Exercise instructions
Isolate every line in the records below with "워크스테이션" in it.
[BEGIN Given data]
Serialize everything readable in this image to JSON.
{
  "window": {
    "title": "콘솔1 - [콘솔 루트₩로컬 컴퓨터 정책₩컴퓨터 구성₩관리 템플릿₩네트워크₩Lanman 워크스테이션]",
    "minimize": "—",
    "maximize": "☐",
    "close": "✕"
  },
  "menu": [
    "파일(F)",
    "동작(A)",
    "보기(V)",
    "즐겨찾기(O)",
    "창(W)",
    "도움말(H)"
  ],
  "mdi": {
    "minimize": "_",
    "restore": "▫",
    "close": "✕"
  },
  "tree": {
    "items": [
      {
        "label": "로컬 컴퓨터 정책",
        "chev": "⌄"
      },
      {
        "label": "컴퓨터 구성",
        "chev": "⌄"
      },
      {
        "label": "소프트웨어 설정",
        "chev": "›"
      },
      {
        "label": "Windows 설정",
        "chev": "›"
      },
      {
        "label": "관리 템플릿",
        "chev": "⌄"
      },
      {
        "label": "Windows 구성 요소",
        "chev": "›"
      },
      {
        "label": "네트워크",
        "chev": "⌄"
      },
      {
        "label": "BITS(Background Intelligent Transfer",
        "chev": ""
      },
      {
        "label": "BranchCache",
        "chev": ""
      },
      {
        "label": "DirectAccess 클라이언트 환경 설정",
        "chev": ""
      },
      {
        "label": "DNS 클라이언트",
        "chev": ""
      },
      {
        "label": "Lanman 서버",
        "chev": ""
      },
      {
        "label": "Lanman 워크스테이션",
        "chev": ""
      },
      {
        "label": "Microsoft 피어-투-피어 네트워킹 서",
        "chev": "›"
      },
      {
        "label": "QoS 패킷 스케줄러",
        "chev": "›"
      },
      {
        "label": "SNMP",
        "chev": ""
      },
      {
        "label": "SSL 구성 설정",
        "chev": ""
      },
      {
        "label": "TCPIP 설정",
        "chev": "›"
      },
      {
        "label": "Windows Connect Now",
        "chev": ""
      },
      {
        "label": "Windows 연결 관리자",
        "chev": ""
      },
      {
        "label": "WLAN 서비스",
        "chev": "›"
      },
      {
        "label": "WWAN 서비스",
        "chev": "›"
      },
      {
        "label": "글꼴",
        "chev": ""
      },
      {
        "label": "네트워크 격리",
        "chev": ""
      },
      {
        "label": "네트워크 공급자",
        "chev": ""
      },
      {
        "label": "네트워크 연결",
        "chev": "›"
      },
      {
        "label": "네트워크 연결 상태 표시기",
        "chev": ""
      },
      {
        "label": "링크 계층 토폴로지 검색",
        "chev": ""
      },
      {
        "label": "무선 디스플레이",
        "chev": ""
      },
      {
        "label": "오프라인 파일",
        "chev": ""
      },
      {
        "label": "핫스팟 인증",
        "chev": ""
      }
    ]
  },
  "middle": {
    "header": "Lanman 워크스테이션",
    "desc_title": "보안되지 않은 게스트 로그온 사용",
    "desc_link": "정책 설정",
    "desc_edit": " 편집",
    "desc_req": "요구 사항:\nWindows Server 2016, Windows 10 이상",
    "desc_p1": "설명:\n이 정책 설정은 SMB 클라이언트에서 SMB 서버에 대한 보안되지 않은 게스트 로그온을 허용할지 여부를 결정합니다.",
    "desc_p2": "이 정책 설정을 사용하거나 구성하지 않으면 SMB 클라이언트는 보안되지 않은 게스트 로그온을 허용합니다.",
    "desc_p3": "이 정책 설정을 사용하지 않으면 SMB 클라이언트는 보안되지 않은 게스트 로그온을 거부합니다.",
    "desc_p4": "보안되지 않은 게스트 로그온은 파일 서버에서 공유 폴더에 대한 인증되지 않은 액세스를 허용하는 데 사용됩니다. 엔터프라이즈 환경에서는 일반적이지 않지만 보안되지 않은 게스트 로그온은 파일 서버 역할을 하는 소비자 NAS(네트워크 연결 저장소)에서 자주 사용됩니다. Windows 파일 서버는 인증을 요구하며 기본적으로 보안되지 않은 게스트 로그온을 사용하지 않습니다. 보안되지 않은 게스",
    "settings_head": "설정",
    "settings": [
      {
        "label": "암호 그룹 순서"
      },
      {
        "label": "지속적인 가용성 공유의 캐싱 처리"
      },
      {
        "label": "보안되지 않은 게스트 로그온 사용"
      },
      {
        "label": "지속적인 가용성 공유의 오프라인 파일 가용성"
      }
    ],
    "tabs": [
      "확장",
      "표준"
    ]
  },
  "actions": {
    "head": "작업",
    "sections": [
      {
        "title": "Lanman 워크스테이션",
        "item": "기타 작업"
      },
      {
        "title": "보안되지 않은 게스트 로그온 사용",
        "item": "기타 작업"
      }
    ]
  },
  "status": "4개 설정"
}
[END Given data]
Final result
    "title": "콘솔1 - [콘솔 루트₩로컬 컴퓨터 정책₩컴퓨터 구성₩관리 템플릿₩네트워크₩Lanman 워크스테이션]",
        "label": "Lanman 워크스테이션",
    "header": "Lanman 워크스테이션",
        "title": "Lanman 워크스테이션",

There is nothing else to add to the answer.